▸ **WHAT YOU HAVE TO DO**
Your task is to output the entries below word for word.

▸ **PROVIDED ENTRIES**
* BEGIN *

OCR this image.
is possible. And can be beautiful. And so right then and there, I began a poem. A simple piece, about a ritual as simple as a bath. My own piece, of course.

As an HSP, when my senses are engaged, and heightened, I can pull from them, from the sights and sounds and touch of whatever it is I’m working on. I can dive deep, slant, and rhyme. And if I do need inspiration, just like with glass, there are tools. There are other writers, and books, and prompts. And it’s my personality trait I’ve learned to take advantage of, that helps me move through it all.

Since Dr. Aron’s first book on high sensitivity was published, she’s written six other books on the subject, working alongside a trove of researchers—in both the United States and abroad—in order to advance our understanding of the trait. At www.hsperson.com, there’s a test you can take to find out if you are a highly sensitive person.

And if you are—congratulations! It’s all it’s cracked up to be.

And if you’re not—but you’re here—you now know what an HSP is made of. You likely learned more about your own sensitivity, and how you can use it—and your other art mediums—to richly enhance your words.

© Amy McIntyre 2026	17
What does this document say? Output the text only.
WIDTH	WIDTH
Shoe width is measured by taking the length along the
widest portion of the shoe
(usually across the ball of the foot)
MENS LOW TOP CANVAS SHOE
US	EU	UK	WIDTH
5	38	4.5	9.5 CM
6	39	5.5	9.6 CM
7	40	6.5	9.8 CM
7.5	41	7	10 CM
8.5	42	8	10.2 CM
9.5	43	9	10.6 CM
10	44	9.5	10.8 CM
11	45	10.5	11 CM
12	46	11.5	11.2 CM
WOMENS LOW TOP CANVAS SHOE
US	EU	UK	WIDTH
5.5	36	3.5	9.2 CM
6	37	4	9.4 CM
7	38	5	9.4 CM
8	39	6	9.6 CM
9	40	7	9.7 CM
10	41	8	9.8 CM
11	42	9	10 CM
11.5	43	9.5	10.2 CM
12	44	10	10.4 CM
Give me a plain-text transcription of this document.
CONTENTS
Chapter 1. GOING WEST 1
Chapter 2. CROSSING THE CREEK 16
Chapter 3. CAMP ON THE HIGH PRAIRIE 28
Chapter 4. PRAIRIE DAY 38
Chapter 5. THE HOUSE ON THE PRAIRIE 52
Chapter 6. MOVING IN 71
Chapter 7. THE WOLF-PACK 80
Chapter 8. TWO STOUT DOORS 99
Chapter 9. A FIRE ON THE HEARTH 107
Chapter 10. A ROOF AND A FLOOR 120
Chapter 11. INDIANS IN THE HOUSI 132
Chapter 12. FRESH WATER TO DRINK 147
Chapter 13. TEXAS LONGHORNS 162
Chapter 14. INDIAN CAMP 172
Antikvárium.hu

* END *

▸ **TASK RESPONSE**
OCR this image.
is possible. And can be beautiful. And so right then and there, I began a poem. A simple piece, about a ritual as simple as a bath. My own piece, of course.

As an HSP, when my senses are engaged, and heightened, I can pull from them, from the sights and sounds and touch of whatever it is I’m working on. I can dive deep, slant, and rhyme. And if I do need inspiration, just like with glass, there are tools. There are other writers, and books, and prompts. And it’s my personality trait I’ve learned to take advantage of, that helps me move through it all.

Since Dr. Aron’s first book on high sensitivity was published, she’s written six other books on the subject, working alongside a trove of researchers—in both the United States and abroad—in order to advance our understanding of the trait. At www.hsperson.com, there’s a test you can take to find out if you are a highly sensitive person.

And if you are—congratulations! It’s all it’s cracked up to be.

And if you’re not—but you’re here—you now know what an HSP is made of. You likely learned more about your own sensitivity, and how you can use it—and your other art mediums—to richly enhance your words.

© Amy McIntyre 2026	17
What does this document say? Output the text only.
WIDTH	WIDTH
Shoe width is measured by taking the length along the
widest portion of the shoe
(usually across the ball of the foot)
MENS LOW TOP CANVAS SHOE
US	EU	UK	WIDTH
5	38	4.5	9.5 CM
6	39	5.5	9.6 CM
7	40	6.5	9.8 CM
7.5	41	7	10 CM
8.5	42	8	10.2 CM
9.5	43	9	10.6 CM
10	44	9.5	10.8 CM
11	45	10.5	11 CM
12	46	11.5	11.2 CM
WOMENS LOW TOP CANVAS SHOE
US	EU	UK	WIDTH
5.5	36	3.5	9.2 CM
6	37	4	9.4 CM
7	38	5	9.4 CM
8	39	6	9.6 CM
9	40	7	9.7 CM
10	41	8	9.8 CM
11	42	9	10 CM
11.5	43	9.5	10.2 CM
12	44	10	10.4 CM
Give me a plain-text transcription of this document.
CONTENTS
Chapter 1. GOING WEST 1
Chapter 2. CROSSING THE CREEK 16
Chapter 3. CAMP ON THE HIGH PRAIRIE 28
Chapter 4. PRAIRIE DAY 38
Chapter 5. THE HOUSE ON THE PRAIRIE 52
Chapter 6. MOVING IN 71
Chapter 7. THE WOLF-PACK 80
Chapter 8. TWO STOUT DOORS 99
Chapter 9. A FIRE ON THE HEARTH 107
Chapter 10. A ROOF AND A FLOOR 120
Chapter 11. INDIANS IN THE HOUSI 132
Chapter 12. FRESH WATER TO DRINK 147
Chapter 13. TEXAS LONGHORNS 162
Chapter 14. INDIAN CAMP 172
Antikvárium.hu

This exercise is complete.